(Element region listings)
** Start **
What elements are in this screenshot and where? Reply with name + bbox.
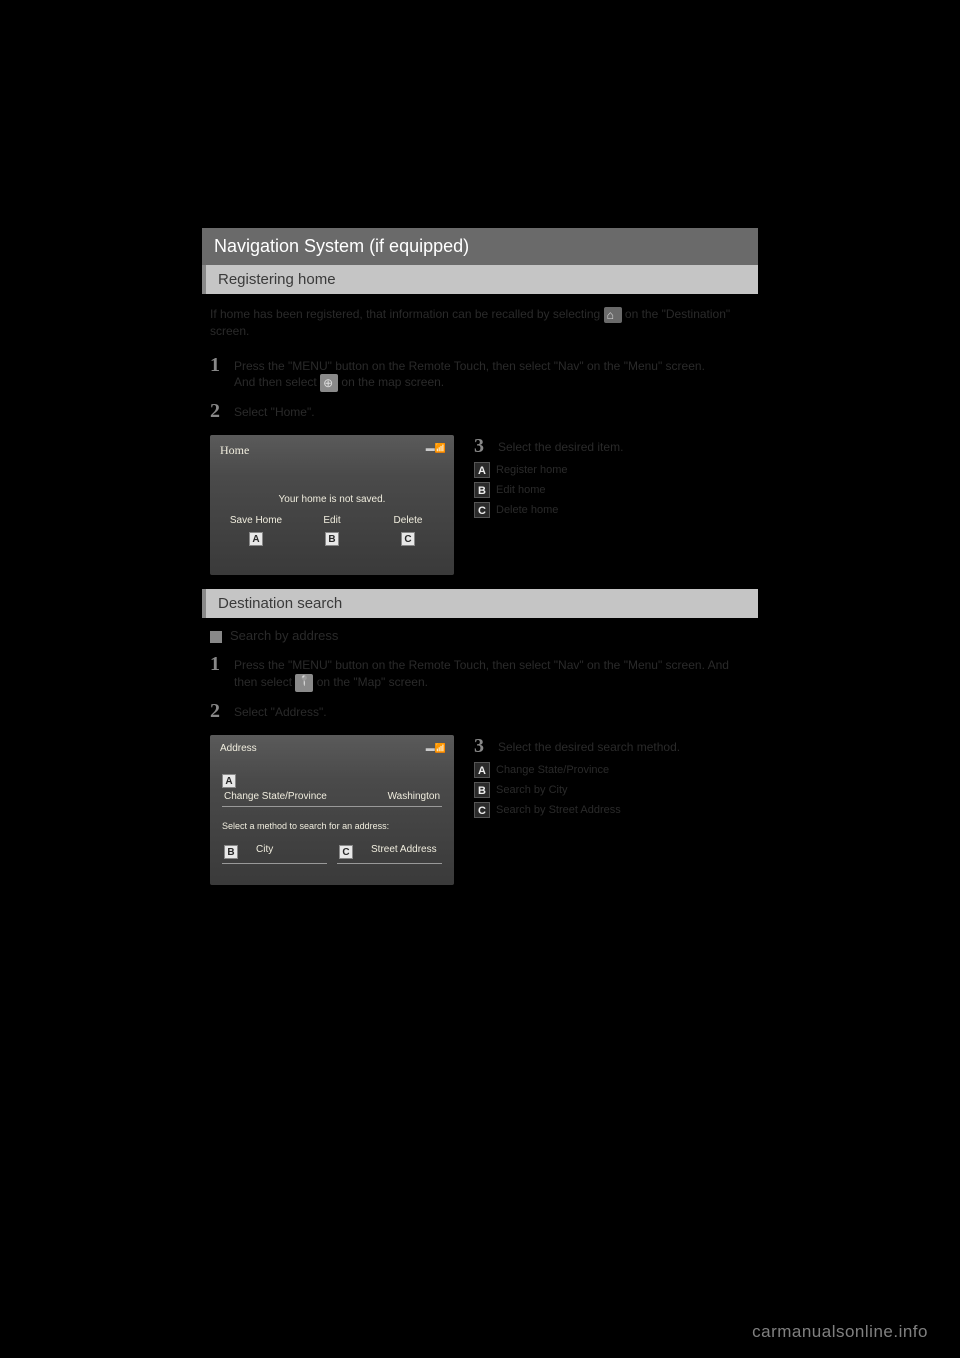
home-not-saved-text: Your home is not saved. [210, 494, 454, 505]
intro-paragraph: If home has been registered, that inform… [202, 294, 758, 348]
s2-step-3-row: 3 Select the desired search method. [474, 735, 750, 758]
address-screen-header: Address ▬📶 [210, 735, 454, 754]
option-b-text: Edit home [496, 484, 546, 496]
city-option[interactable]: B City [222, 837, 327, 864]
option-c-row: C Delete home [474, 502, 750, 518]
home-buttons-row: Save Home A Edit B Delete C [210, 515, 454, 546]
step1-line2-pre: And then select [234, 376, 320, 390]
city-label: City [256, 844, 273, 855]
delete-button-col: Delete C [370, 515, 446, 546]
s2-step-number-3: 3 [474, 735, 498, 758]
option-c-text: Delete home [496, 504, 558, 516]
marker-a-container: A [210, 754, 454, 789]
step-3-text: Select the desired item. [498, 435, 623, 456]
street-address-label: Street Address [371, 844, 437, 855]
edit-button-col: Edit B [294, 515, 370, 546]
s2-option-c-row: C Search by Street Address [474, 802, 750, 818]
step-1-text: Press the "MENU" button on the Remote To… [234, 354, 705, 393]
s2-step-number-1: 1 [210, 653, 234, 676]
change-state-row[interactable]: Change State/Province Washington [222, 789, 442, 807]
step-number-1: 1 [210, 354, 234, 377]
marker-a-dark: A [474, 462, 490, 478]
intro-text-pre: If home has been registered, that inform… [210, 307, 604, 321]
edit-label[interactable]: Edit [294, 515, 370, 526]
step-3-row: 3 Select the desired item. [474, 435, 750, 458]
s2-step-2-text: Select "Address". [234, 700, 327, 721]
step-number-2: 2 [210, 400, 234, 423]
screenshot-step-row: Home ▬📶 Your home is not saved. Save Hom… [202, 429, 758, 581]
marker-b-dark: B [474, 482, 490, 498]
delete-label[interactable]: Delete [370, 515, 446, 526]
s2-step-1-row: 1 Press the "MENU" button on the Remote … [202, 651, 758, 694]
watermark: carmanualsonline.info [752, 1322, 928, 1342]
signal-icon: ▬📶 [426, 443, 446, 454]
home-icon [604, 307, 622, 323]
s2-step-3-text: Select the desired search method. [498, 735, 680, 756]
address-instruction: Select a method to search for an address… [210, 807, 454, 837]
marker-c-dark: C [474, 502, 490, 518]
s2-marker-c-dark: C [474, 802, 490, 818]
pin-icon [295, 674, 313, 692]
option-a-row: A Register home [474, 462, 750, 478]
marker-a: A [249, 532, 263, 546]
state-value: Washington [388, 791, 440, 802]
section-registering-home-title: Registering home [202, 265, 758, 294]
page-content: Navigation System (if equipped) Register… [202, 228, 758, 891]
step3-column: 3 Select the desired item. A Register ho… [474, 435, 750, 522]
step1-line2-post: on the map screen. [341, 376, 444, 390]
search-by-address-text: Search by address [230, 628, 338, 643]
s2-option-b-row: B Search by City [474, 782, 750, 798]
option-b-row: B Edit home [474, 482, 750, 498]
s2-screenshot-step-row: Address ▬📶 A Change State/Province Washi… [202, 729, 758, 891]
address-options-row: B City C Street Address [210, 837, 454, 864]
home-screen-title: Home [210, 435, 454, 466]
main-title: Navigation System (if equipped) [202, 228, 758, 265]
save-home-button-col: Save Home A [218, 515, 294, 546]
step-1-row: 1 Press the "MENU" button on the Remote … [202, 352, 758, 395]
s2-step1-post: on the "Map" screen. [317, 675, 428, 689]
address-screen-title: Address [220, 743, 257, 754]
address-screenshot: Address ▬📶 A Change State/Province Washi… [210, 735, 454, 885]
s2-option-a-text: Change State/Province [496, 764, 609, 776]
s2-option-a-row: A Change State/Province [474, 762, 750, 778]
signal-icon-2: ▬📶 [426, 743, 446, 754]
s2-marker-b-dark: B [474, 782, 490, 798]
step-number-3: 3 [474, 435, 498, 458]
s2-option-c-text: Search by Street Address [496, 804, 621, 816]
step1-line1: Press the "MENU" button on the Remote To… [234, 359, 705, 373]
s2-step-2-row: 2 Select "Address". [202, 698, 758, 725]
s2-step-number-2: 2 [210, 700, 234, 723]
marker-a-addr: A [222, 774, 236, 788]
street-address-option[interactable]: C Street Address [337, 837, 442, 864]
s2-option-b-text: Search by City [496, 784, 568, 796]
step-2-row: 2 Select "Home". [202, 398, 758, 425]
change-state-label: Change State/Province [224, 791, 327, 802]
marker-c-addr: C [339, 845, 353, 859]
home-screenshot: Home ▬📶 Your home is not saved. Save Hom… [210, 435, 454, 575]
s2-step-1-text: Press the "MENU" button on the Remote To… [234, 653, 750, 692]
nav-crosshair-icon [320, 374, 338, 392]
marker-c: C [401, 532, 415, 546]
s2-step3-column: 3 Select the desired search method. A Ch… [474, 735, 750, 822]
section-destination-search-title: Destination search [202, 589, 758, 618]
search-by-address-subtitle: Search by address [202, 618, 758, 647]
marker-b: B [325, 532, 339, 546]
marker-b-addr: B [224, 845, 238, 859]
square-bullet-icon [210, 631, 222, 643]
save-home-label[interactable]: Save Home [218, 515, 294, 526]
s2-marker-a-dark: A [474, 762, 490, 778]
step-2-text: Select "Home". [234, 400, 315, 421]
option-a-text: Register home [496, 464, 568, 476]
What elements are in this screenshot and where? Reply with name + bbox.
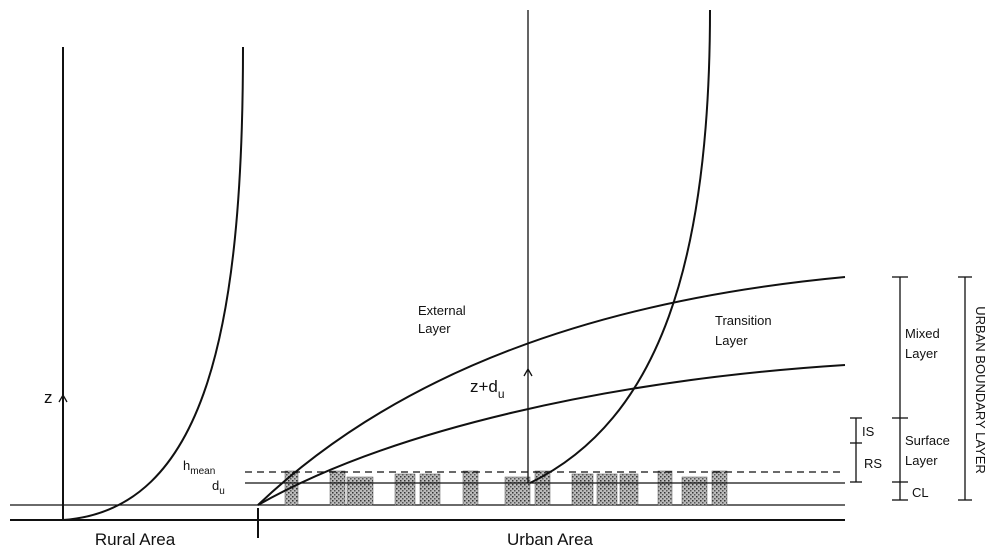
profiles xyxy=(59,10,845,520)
** End **
**GIVEN PROBLEM**
Please copy the material above line for line, leaving out the pictures.

**OUTPUT**
What elements are in this screenshot and where? Reply with name + bbox.
home-not-saved-text: Your home is not saved. [210, 494, 454, 505]
intro-paragraph: If home has been registered, that inform… [202, 294, 758, 348]
s2-step-3-row: 3 Select the desired search method. [474, 735, 750, 758]
address-screen-header: Address ▬📶 [210, 735, 454, 754]
option-b-text: Edit home [496, 484, 546, 496]
city-option[interactable]: B City [222, 837, 327, 864]
option-c-row: C Delete home [474, 502, 750, 518]
home-buttons-row: Save Home A Edit B Delete C [210, 515, 454, 546]
step1-line2-pre: And then select [234, 376, 320, 390]
city-label: City [256, 844, 273, 855]
delete-button-col: Delete C [370, 515, 446, 546]
s2-step-number-3: 3 [474, 735, 498, 758]
option-c-text: Delete home [496, 504, 558, 516]
marker-a-container: A [210, 754, 454, 789]
step-3-text: Select the desired item. [498, 435, 623, 456]
street-address-label: Street Address [371, 844, 437, 855]
edit-button-col: Edit B [294, 515, 370, 546]
s2-option-c-row: C Search by Street Address [474, 802, 750, 818]
step-1-text: Press the "MENU" button on the Remote To… [234, 354, 705, 393]
s2-step-number-1: 1 [210, 653, 234, 676]
change-state-row[interactable]: Change State/Province Washington [222, 789, 442, 807]
step-number-1: 1 [210, 354, 234, 377]
marker-a-dark: A [474, 462, 490, 478]
intro-text-pre: If home has been registered, that inform… [210, 307, 604, 321]
edit-label[interactable]: Edit [294, 515, 370, 526]
step-3-row: 3 Select the desired item. [474, 435, 750, 458]
s2-step-2-text: Select "Address". [234, 700, 327, 721]
step-number-2: 2 [210, 400, 234, 423]
screenshot-step-row: Home ▬📶 Your home is not saved. Save Hom… [202, 429, 758, 581]
marker-b-dark: B [474, 482, 490, 498]
delete-label[interactable]: Delete [370, 515, 446, 526]
s2-step-1-row: 1 Press the "MENU" button on the Remote … [202, 651, 758, 694]
watermark: carmanualsonline.info [752, 1322, 928, 1342]
signal-icon: ▬📶 [426, 443, 446, 454]
home-icon [604, 307, 622, 323]
s2-step-3-text: Select the desired search method. [498, 735, 680, 756]
address-instruction: Select a method to search for an address… [210, 807, 454, 837]
marker-c-dark: C [474, 502, 490, 518]
s2-marker-c-dark: C [474, 802, 490, 818]
pin-icon [295, 674, 313, 692]
option-a-row: A Register home [474, 462, 750, 478]
marker-a: A [249, 532, 263, 546]
state-value: Washington [388, 791, 440, 802]
section-registering-home-title: Registering home [202, 265, 758, 294]
page-content: Navigation System (if equipped) Register… [202, 228, 758, 891]
step3-column: 3 Select the desired item. A Register ho… [474, 435, 750, 522]
step1-line2-post: on the map screen. [341, 376, 444, 390]
search-by-address-text: Search by address [230, 628, 338, 643]
s2-option-b-row: B Search by City [474, 782, 750, 798]
option-b-row: B Edit home [474, 482, 750, 498]
s2-screenshot-step-row: Address ▬📶 A Change State/Province Washi… [202, 729, 758, 891]
address-options-row: B City C Street Address [210, 837, 454, 864]
home-screen-title: Home [210, 435, 454, 466]
main-title: Navigation System (if equipped) [202, 228, 758, 265]
save-home-button-col: Save Home A [218, 515, 294, 546]
step-1-row: 1 Press the "MENU" button on the Remote … [202, 352, 758, 395]
s2-step1-post: on the "Map" screen. [317, 675, 428, 689]
address-screen-title: Address [220, 743, 257, 754]
address-screenshot: Address ▬📶 A Change State/Province Washi… [210, 735, 454, 885]
s2-option-a-text: Change State/Province [496, 764, 609, 776]
s2-option-a-row: A Change State/Province [474, 762, 750, 778]
signal-icon-2: ▬📶 [426, 743, 446, 754]
s2-marker-b-dark: B [474, 782, 490, 798]
step-number-3: 3 [474, 435, 498, 458]
s2-option-c-text: Search by Street Address [496, 804, 621, 816]
step1-line1: Press the "MENU" button on the Remote To… [234, 359, 705, 373]
s2-step-2-row: 2 Select "Address". [202, 698, 758, 725]
s2-step-number-2: 2 [210, 700, 234, 723]
marker-a-addr: A [222, 774, 236, 788]
street-address-option[interactable]: C Street Address [337, 837, 442, 864]
s2-option-b-text: Search by City [496, 784, 568, 796]
step-2-row: 2 Select "Home". [202, 398, 758, 425]
change-state-label: Change State/Province [224, 791, 327, 802]
marker-c-addr: C [339, 845, 353, 859]
home-screenshot: Home ▬📶 Your home is not saved. Save Hom… [210, 435, 454, 575]
s2-step-1-text: Press the "MENU" button on the Remote To… [234, 653, 750, 692]
nav-crosshair-icon [320, 374, 338, 392]
marker-c: C [401, 532, 415, 546]
s2-step3-column: 3 Select the desired search method. A Ch… [474, 735, 750, 822]
section-destination-search-title: Destination search [202, 589, 758, 618]
search-by-address-subtitle: Search by address [202, 618, 758, 647]
marker-b: B [325, 532, 339, 546]
marker-b-addr: B [224, 845, 238, 859]
square-bullet-icon [210, 631, 222, 643]
save-home-label[interactable]: Save Home [218, 515, 294, 526]
s2-marker-a-dark: A [474, 762, 490, 778]
step-2-text: Select "Home". [234, 400, 315, 421]
option-a-text: Register home [496, 464, 568, 476]
What elements are in this screenshot and where? Reply with name + bbox.
profiles xyxy=(59,10,845,520)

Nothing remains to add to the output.